Task directions - Check each line of the records for "Líneas"; collect those that have it.

Collection entries
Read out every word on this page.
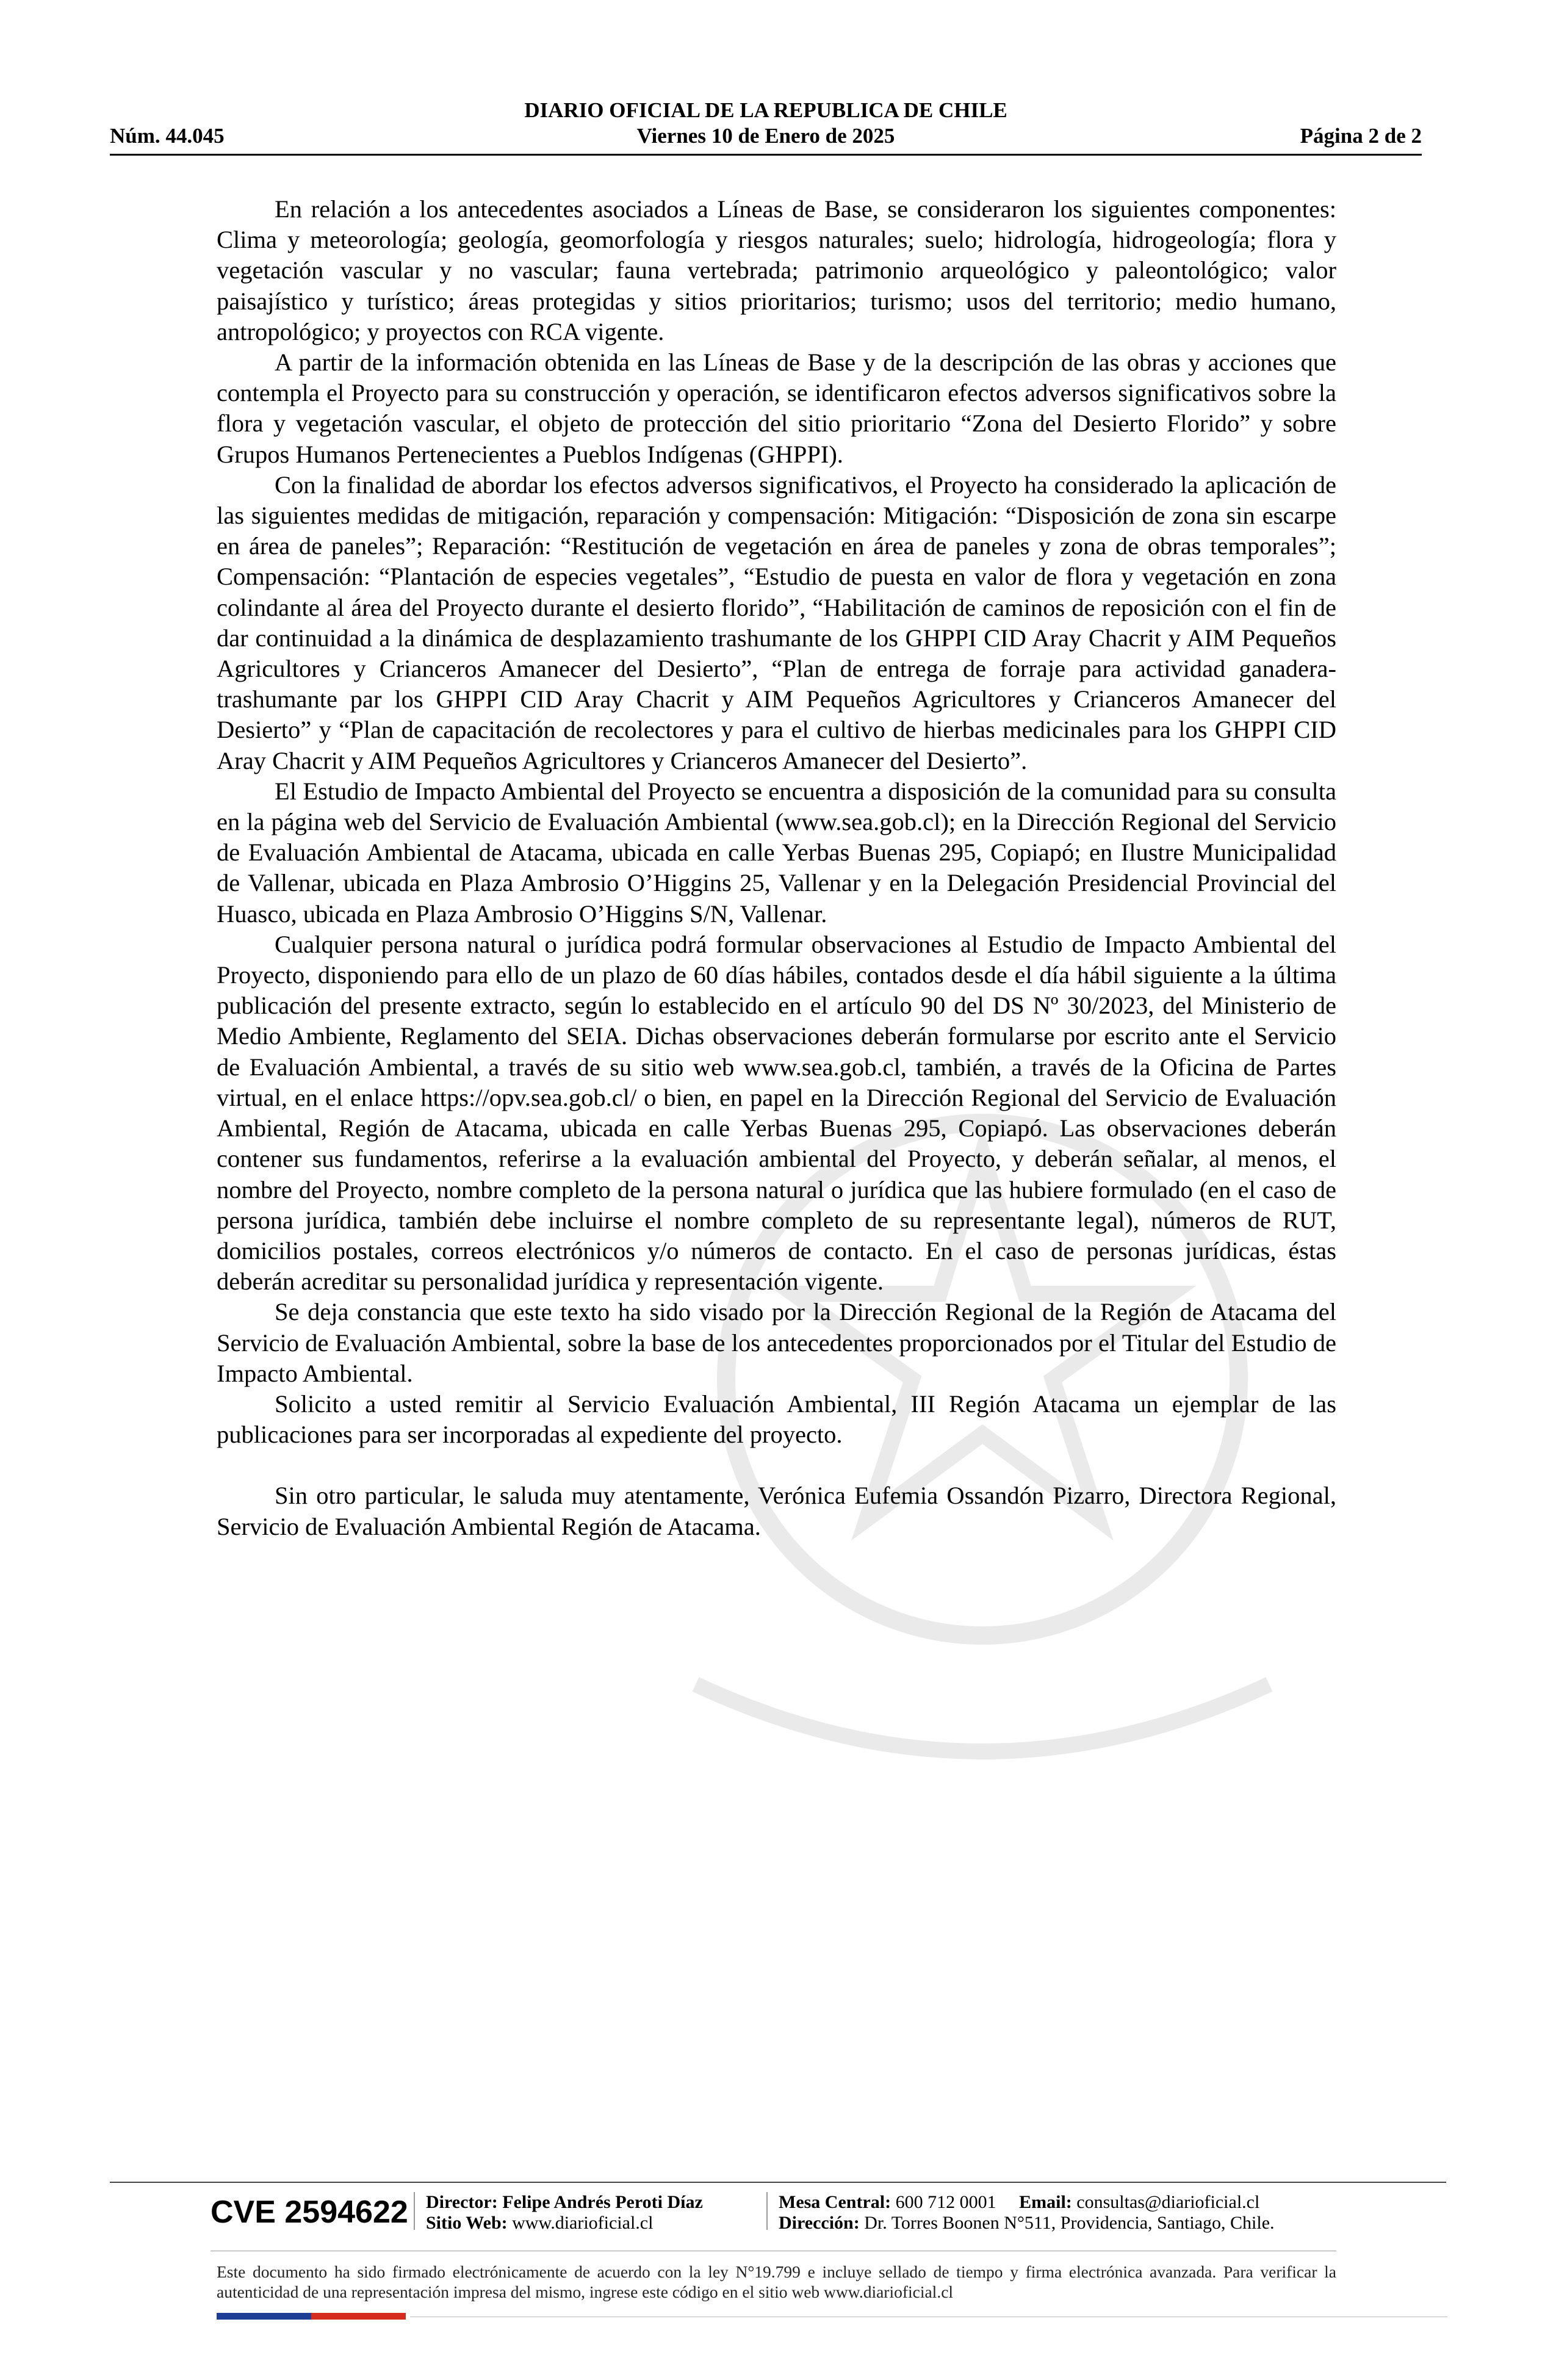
DIARIO OFICIAL DE LA REPUBLICA DE CHILE
Núm. 44.045	Viernes 10 de Enero de 2025	Página 2 de 2

En relación a los antecedentes asociados a Líneas de Base, se consideraron los siguientes componentes: Clima y meteorología; geología, geomorfología y riesgos naturales; suelo; hidrología, hidrogeología; flora y vegetación vascular y no vascular; fauna vertebrada; patrimonio arqueológico y paleontológico; valor paisajístico y turístico; áreas protegidas y sitios prioritarios; turismo; usos del territorio; medio humano, antropológico; y proyectos con RCA vigente.

A partir de la información obtenida en las Líneas de Base y de la descripción de las obras y acciones que contempla el Proyecto para su construcción y operación, se identificaron efectos adversos significativos sobre la flora y vegetación vascular, el objeto de protección del sitio prioritario “Zona del Desierto Florido” y sobre Grupos Humanos Pertenecientes a Pueblos Indígenas (GHPPI).

Con la finalidad de abordar los efectos adversos significativos, el Proyecto ha considerado la aplicación de las siguientes medidas de mitigación, reparación y compensación: Mitigación: “Disposición de zona sin escarpe en área de paneles”; Reparación: “Restitución de vegetación en área de paneles y zona de obras temporales”; Compensación: “Plantación de especies vegetales”, “Estudio de puesta en valor de flora y vegetación en zona colindante al área del Proyecto durante el desierto florido”, “Habilitación de caminos de reposición con el fin de dar continuidad a la dinámica de desplazamiento trashumante de los GHPPI CID Aray Chacrit y AIM Pequeños Agricultores y Crianceros Amanecer del Desierto”, “Plan de entrega de forraje para actividad ganadera-trashumante par los GHPPI CID Aray Chacrit y AIM Pequeños Agricultores y Crianceros Amanecer del Desierto” y “Plan de capacitación de recolectores y para el cultivo de hierbas medicinales para los GHPPI CID Aray Chacrit y AIM Pequeños Agricultores y Crianceros Amanecer del Desierto”.

El Estudio de Impacto Ambiental del Proyecto se encuentra a disposición de la comunidad para su consulta en la página web del Servicio de Evaluación Ambiental (www.sea.gob.cl); en la Dirección Regional del Servicio de Evaluación Ambiental de Atacama, ubicada en calle Yerbas Buenas 295, Copiapó; en Ilustre Municipalidad de Vallenar, ubicada en Plaza Ambrosio O’Higgins 25, Vallenar y en la Delegación Presidencial Provincial del Huasco, ubicada en Plaza Ambrosio O’Higgins S/N, Vallenar.

Cualquier persona natural o jurídica podrá formular observaciones al Estudio de Impacto Ambiental del Proyecto, disponiendo para ello de un plazo de 60 días hábiles, contados desde el día hábil siguiente a la última publicación del presente extracto, según lo establecido en el artículo 90 del DS Nº 30/2023, del Ministerio de Medio Ambiente, Reglamento del SEIA. Dichas observaciones deberán formularse por escrito ante el Servicio de Evaluación Ambiental, a través de su sitio web www.sea.gob.cl, también, a través de la Oficina de Partes virtual, en el enlace https://opv.sea.gob.cl/ o bien, en papel en la Dirección Regional del Servicio de Evaluación Ambiental, Región de Atacama, ubicada en calle Yerbas Buenas 295, Copiapó. Las observaciones deberán contener sus fundamentos, referirse a la evaluación ambiental del Proyecto, y deberán señalar, al menos, el nombre del Proyecto, nombre completo de la persona natural o jurídica que las hubiere formulado (en el caso de persona jurídica, también debe incluirse el nombre completo de su representante legal), números de RUT, domicilios postales, correos electrónicos y/o números de contacto. En el caso de personas jurídicas, éstas deberán acreditar su personalidad jurídica y representación vigente.

Se deja constancia que este texto ha sido visado por la Dirección Regional de la Región de Atacama del Servicio de Evaluación Ambiental, sobre la base de los antecedentes proporcionados por el Titular del Estudio de Impacto Ambiental.

Solicito a usted remitir al Servicio Evaluación Ambiental, III Región Atacama un ejemplar de las publicaciones para ser incorporadas al expediente del proyecto.

Sin otro particular, le saluda muy atentamente, Verónica Eufemia Ossandón Pizarro, Directora Regional, Servicio de Evaluación Ambiental Región de Atacama.

CVE 2594622 Director: Felipe Andrés Peroti Díaz
Sitio Web: www.diarioficial.cl
Mesa Central: 600 712 0001 Email: consultas@diarioficial.cl
Dirección: Dr. Torres Boonen N°511, Providencia, Santiago, Chile.
Este documento ha sido firmado electrónicamente de acuerdo con la ley N°19.799 e incluye sellado de tiempo y firma electrónica avanzada. Para verificar la autenticidad de una representación impresa del mismo, ingrese este código en el sitio web www.diarioficial.cl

Exercise answer -
En relación a los antecedentes asociados a Líneas de Base, se consideraron los siguientes componentes: Clima y meteorología; geología, geomorfología y riesgos naturales; suelo; hidrología, hidrogeología; flora y vegetación vascular y no vascular; fauna vertebrada; patrimonio arqueológico y paleontológico; valor paisajístico y turístico; áreas protegidas y sitios prioritarios; turismo; usos del territorio; medio humano, antropológico; y proyectos con RCA vigente.
A partir de la información obtenida en las Líneas de Base y de la descripción de las obras y acciones que contempla el Proyecto para su construcción y operación, se identificaron efectos adversos significativos sobre la flora y vegetación vascular, el objeto de protección del sitio prioritario “Zona del Desierto Florido” y sobre Grupos Humanos Pertenecientes a Pueblos Indígenas (GHPPI).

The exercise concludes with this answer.